* [Dataset excerpts]
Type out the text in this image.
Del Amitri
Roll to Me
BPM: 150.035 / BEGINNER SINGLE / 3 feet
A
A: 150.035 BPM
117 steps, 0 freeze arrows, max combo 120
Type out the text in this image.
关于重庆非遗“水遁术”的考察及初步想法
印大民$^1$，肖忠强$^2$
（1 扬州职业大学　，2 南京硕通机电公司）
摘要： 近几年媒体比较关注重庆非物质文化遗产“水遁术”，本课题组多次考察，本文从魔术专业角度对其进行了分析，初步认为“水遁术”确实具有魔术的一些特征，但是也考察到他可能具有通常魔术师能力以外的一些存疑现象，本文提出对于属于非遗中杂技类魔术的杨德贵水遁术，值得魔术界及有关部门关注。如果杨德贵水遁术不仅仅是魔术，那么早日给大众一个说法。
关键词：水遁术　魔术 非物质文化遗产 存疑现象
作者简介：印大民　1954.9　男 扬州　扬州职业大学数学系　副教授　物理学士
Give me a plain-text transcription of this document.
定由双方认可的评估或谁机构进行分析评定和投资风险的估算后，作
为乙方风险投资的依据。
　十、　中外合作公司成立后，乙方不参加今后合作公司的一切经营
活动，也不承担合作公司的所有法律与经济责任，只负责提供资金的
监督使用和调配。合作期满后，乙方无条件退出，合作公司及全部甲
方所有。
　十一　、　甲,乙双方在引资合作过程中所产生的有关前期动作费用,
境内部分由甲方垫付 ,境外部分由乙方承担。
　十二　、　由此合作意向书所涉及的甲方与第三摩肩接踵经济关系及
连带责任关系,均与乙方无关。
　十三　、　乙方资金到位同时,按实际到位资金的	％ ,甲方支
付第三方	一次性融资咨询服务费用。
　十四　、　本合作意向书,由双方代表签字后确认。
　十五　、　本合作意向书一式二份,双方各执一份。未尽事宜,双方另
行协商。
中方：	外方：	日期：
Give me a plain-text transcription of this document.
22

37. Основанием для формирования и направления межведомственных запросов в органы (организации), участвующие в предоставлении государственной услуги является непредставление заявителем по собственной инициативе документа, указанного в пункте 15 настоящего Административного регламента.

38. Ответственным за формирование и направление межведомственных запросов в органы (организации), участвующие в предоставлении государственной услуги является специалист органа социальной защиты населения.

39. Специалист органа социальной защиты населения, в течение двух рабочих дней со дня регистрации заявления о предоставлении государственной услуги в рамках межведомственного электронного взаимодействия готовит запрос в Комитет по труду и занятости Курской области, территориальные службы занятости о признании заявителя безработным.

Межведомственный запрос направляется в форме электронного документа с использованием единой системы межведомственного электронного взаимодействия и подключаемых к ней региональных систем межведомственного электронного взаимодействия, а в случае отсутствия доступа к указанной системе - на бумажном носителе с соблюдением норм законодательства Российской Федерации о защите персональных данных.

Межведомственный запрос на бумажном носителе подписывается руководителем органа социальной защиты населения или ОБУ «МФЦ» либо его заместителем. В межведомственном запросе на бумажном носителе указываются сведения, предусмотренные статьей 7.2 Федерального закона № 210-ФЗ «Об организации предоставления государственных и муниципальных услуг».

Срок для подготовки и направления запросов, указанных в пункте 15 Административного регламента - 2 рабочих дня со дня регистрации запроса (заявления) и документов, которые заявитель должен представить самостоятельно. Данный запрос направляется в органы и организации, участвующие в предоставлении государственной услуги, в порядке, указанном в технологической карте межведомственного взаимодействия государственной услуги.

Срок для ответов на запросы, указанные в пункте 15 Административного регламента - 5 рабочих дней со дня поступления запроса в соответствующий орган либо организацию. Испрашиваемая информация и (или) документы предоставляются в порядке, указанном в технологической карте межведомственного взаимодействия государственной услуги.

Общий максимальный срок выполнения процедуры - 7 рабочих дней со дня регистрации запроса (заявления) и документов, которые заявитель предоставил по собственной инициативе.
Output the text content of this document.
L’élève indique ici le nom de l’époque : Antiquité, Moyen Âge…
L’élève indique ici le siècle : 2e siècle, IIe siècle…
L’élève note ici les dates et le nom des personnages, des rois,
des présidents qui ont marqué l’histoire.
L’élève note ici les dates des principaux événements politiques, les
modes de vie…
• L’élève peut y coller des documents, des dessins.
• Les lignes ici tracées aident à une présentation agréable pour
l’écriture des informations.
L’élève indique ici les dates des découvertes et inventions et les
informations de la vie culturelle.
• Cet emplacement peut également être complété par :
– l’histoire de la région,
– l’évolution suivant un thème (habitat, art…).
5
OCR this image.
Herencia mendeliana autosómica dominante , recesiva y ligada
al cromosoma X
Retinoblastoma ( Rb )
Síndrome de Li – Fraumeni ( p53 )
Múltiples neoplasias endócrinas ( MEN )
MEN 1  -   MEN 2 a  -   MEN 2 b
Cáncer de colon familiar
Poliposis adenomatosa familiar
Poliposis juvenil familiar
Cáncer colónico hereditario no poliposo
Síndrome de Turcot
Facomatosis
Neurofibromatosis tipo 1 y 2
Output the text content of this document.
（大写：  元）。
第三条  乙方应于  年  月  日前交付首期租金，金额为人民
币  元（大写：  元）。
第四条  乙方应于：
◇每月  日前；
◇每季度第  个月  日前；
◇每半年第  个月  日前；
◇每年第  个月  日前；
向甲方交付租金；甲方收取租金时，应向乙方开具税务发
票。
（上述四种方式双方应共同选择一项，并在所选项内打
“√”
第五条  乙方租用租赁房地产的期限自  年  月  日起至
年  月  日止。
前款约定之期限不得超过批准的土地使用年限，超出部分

* [Brief] Return every entry exactly as given.

* [Full output]
Type out the text in this image.
Del Amitri
Roll to Me
BPM: 150.035 / BEGINNER SINGLE / 3 feet
A
A: 150.035 BPM
117 steps, 0 freeze arrows, max combo 120
Type out the text in this image.
关于重庆非遗“水遁术”的考察及初步想法
印大民$^1$，肖忠强$^2$
（1 扬州职业大学　，2 南京硕通机电公司）
摘要： 近几年媒体比较关注重庆非物质文化遗产“水遁术”，本课题组多次考察，本文从魔术专业角度对其进行了分析，初步认为“水遁术”确实具有魔术的一些特征，但是也考察到他可能具有通常魔术师能力以外的一些存疑现象，本文提出对于属于非遗中杂技类魔术的杨德贵水遁术，值得魔术界及有关部门关注。如果杨德贵水遁术不仅仅是魔术，那么早日给大众一个说法。
关键词：水遁术　魔术 非物质文化遗产 存疑现象
作者简介：印大民　1954.9　男 扬州　扬州职业大学数学系　副教授　物理学士
Give me a plain-text transcription of this document.
定由双方认可的评估或谁机构进行分析评定和投资风险的估算后，作
为乙方风险投资的依据。
　十、　中外合作公司成立后，乙方不参加今后合作公司的一切经营
活动，也不承担合作公司的所有法律与经济责任，只负责提供资金的
监督使用和调配。合作期满后，乙方无条件退出，合作公司及全部甲
方所有。
　十一　、　甲,乙双方在引资合作过程中所产生的有关前期动作费用,
境内部分由甲方垫付 ,境外部分由乙方承担。
　十二　、　由此合作意向书所涉及的甲方与第三摩肩接踵经济关系及
连带责任关系,均与乙方无关。
　十三　、　乙方资金到位同时,按实际到位资金的	％ ,甲方支
付第三方	一次性融资咨询服务费用。
　十四　、　本合作意向书,由双方代表签字后确认。
　十五　、　本合作意向书一式二份,双方各执一份。未尽事宜,双方另
行协商。
中方：	外方：	日期：
Give me a plain-text transcription of this document.
22

37. Основанием для формирования и направления межведомственных запросов в органы (организации), участвующие в предоставлении государственной услуги является непредставление заявителем по собственной инициативе документа, указанного в пункте 15 настоящего Административного регламента.

38. Ответственным за формирование и направление межведомственных запросов в органы (организации), участвующие в предоставлении государственной услуги является специалист органа социальной защиты населения.

39. Специалист органа социальной защиты населения, в течение двух рабочих дней со дня регистрации заявления о предоставлении государственной услуги в рамках межведомственного электронного взаимодействия готовит запрос в Комитет по труду и занятости Курской области, территориальные службы занятости о признании заявителя безработным.

Межведомственный запрос направляется в форме электронного документа с использованием единой системы межведомственного электронного взаимодействия и подключаемых к ней региональных систем межведомственного электронного взаимодействия, а в случае отсутствия доступа к указанной системе - на бумажном носителе с соблюдением норм законодательства Российской Федерации о защите персональных данных.

Межведомственный запрос на бумажном носителе подписывается руководителем органа социальной защиты населения или ОБУ «МФЦ» либо его заместителем. В межведомственном запросе на бумажном носителе указываются сведения, предусмотренные статьей 7.2 Федерального закона № 210-ФЗ «Об организации предоставления государственных и муниципальных услуг».

Срок для подготовки и направления запросов, указанных в пункте 15 Административного регламента - 2 рабочих дня со дня регистрации запроса (заявления) и документов, которые заявитель должен представить самостоятельно. Данный запрос направляется в органы и организации, участвующие в предоставлении государственной услуги, в порядке, указанном в технологической карте межведомственного взаимодействия государственной услуги.

Срок для ответов на запросы, указанные в пункте 15 Административного регламента - 5 рабочих дней со дня поступления запроса в соответствующий орган либо организацию. Испрашиваемая информация и (или) документы предоставляются в порядке, указанном в технологической карте межведомственного взаимодействия государственной услуги.

Общий максимальный срок выполнения процедуры - 7 рабочих дней со дня регистрации запроса (заявления) и документов, которые заявитель предоставил по собственной инициативе.
Output the text content of this document.
L’élève indique ici le nom de l’époque : Antiquité, Moyen Âge…
L’élève indique ici le siècle : 2e siècle, IIe siècle…
L’élève note ici les dates et le nom des personnages, des rois,
des présidents qui ont marqué l’histoire.
L’élève note ici les dates des principaux événements politiques, les
modes de vie…
• L’élève peut y coller des documents, des dessins.
• Les lignes ici tracées aident à une présentation agréable pour
l’écriture des informations.
L’élève indique ici les dates des découvertes et inventions et les
informations de la vie culturelle.
• Cet emplacement peut également être complété par :
– l’histoire de la région,
– l’évolution suivant un thème (habitat, art…).
5
OCR this image.
Herencia mendeliana autosómica dominante , recesiva y ligada
al cromosoma X
Retinoblastoma ( Rb )
Síndrome de Li – Fraumeni ( p53 )
Múltiples neoplasias endócrinas ( MEN )
MEN 1  -   MEN 2 a  -   MEN 2 b
Cáncer de colon familiar
Poliposis adenomatosa familiar
Poliposis juvenil familiar
Cáncer colónico hereditario no poliposo
Síndrome de Turcot
Facomatosis
Neurofibromatosis tipo 1 y 2
Output the text content of this document.
（大写：  元）。
第三条  乙方应于  年  月  日前交付首期租金，金额为人民
币  元（大写：  元）。
第四条  乙方应于：
◇每月  日前；
◇每季度第  个月  日前；
◇每半年第  个月  日前；
◇每年第  个月  日前；
向甲方交付租金；甲方收取租金时，应向乙方开具税务发
票。
（上述四种方式双方应共同选择一项，并在所选项内打
“√”
第五条  乙方租用租赁房地产的期限自  年  月  日起至
年  月  日止。
前款约定之期限不得超过批准的土地使用年限，超出部分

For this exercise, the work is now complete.